**Task inputs:**
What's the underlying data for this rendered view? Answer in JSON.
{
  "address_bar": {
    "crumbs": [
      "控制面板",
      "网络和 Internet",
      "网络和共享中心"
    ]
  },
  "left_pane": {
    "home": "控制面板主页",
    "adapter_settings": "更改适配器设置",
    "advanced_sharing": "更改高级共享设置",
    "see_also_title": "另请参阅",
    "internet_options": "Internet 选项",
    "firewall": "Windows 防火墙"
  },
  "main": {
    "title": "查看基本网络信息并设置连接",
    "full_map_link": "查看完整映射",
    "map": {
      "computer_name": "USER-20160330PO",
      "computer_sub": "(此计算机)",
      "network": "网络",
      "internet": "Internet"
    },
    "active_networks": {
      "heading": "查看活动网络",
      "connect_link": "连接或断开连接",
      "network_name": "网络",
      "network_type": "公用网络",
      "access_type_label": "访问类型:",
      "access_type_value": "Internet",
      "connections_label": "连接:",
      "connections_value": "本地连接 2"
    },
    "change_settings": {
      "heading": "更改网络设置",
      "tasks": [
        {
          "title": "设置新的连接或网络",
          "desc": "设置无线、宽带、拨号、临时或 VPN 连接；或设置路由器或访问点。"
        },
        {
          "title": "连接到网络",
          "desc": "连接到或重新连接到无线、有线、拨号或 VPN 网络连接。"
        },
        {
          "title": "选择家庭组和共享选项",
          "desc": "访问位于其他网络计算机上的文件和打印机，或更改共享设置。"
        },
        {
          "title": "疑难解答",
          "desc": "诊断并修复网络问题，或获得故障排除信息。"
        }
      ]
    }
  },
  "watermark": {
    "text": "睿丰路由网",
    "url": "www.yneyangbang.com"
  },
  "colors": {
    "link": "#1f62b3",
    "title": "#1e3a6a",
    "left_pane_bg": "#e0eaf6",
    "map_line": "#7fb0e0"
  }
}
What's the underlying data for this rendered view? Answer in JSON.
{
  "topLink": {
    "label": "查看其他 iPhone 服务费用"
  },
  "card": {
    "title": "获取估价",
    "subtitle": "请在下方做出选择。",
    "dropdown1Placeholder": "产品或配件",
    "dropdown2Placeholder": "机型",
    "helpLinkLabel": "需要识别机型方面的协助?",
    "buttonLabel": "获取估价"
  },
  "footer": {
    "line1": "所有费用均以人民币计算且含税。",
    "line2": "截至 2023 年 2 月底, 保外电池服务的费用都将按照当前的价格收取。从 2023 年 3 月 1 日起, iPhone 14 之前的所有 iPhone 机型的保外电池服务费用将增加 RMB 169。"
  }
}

* * *

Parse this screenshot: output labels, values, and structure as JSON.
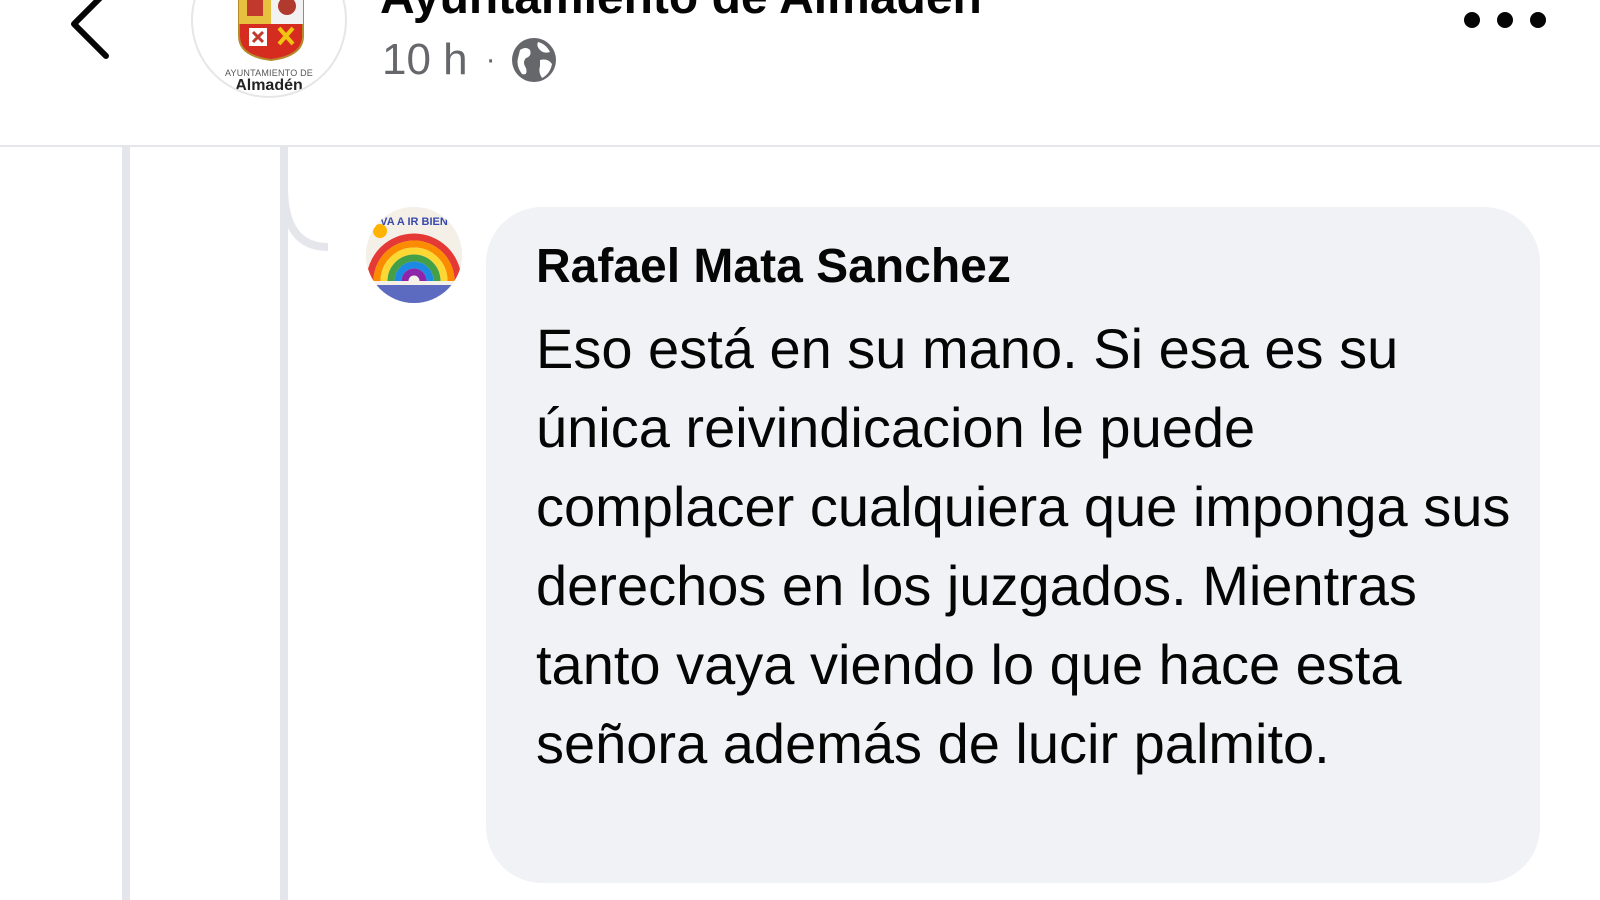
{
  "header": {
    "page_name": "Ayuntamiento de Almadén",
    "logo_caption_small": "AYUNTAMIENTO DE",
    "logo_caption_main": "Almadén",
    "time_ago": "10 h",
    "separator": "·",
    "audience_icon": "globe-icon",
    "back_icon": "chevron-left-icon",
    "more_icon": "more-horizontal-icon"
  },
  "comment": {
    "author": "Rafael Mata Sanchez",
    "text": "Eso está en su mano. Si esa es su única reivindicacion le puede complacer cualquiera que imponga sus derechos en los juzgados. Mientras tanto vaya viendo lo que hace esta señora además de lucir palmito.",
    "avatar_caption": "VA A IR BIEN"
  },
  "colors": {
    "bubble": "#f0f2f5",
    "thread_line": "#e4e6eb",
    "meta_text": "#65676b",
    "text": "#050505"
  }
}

**Written problem:** Among the entries above, identify all lines with "desc" and copy them.

**Correct response:**
          "desc": "设置无线、宽带、拨号、临时或 VPN 连接；或设置路由器或访问点。"
          "desc": "连接到或重新连接到无线、有线、拨号或 VPN 网络连接。"
          "desc": "访问位于其他网络计算机上的文件和打印机，或更改共享设置。"
          "desc": "诊断并修复网络问题，或获得故障排除信息。"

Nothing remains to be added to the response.